*Set problem:*
From the entries below, gather each line containing the word "minimum".

>> Begin Data shown

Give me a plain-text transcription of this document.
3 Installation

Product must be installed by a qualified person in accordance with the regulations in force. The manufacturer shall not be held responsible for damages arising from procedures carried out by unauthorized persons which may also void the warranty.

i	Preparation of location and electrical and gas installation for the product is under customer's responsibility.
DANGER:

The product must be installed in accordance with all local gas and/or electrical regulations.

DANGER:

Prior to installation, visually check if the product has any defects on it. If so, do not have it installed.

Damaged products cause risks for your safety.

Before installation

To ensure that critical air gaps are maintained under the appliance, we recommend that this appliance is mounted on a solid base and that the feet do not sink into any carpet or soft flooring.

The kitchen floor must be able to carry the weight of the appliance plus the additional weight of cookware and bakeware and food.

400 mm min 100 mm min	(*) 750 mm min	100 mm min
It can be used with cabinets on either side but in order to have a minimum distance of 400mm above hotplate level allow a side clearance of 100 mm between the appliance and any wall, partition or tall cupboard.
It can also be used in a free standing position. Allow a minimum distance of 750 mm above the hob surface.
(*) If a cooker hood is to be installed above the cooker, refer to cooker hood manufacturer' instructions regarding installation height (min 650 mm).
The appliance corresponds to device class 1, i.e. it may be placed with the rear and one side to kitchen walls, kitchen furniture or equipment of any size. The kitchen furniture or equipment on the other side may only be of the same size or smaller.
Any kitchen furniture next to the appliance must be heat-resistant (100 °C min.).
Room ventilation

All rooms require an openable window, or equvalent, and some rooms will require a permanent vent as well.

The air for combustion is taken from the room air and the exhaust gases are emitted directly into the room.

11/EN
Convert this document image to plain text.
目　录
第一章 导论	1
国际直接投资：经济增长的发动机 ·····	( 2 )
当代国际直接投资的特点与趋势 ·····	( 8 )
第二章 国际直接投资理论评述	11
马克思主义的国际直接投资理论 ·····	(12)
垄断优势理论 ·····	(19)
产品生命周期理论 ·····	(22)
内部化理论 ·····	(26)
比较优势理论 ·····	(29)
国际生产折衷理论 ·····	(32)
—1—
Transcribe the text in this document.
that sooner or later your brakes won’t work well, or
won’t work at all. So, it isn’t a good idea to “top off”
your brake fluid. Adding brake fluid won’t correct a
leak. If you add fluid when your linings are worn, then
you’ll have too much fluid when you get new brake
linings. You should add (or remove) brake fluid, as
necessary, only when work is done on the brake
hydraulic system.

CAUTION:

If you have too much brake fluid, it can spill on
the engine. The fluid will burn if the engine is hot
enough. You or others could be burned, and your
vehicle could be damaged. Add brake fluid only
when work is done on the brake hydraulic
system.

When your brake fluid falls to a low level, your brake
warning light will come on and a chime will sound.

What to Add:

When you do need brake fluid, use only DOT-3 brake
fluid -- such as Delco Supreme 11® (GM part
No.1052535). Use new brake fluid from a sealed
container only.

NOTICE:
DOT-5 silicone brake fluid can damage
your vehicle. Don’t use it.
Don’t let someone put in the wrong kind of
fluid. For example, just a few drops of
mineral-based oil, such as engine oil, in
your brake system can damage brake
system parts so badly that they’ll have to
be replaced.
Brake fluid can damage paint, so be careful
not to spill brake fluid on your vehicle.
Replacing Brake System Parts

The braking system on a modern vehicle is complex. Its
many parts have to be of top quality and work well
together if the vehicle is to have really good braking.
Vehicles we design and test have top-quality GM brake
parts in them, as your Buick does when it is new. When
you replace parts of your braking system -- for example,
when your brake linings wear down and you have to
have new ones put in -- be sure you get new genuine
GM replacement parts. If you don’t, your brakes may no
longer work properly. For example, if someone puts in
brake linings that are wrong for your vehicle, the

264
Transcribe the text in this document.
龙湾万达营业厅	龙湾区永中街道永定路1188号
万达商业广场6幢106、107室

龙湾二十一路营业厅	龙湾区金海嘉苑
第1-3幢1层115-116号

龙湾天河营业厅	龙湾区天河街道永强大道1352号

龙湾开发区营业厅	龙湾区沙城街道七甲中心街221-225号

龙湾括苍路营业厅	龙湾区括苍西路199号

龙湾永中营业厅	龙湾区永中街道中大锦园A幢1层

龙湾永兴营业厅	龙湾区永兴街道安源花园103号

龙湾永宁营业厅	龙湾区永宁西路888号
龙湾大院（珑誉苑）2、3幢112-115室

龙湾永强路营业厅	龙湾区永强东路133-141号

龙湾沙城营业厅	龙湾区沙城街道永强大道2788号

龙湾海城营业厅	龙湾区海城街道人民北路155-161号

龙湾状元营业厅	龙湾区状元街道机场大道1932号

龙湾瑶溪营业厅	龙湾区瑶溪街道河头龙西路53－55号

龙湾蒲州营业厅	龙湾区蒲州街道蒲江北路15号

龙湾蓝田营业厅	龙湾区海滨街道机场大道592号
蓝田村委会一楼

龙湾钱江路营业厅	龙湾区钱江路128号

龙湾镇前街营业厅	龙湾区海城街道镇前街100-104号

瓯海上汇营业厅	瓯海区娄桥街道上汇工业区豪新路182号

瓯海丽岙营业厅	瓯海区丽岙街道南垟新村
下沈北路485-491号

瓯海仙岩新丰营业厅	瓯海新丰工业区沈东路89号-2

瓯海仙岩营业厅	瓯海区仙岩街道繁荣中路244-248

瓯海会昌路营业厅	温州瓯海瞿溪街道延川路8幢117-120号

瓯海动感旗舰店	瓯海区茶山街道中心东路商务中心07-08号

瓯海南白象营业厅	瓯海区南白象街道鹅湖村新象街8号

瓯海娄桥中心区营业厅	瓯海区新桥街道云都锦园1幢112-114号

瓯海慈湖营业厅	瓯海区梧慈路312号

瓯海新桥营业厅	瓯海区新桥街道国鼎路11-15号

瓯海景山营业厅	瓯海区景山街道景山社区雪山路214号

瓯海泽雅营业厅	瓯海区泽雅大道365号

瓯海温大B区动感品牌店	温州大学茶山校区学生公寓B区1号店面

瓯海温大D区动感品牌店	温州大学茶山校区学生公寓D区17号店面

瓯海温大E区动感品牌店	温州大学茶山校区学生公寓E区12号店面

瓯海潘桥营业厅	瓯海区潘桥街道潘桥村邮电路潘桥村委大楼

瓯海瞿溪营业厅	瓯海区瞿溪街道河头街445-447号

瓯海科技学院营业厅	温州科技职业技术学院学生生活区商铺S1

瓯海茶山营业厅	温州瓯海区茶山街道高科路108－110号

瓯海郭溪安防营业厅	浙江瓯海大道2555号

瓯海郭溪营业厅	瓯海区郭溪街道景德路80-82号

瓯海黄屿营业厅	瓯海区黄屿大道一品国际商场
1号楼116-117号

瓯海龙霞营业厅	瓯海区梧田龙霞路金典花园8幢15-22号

>> End Data shown

*Task answer:*
It can be used with cabinets on either side but in order to have a minimum distance of 400mm above hotplate level allow a side clearance of 100 mm between the appliance and any wall, partition or tall cupboard.
It can also be used in a free standing position. Allow a minimum distance of 750 mm above the hob surface.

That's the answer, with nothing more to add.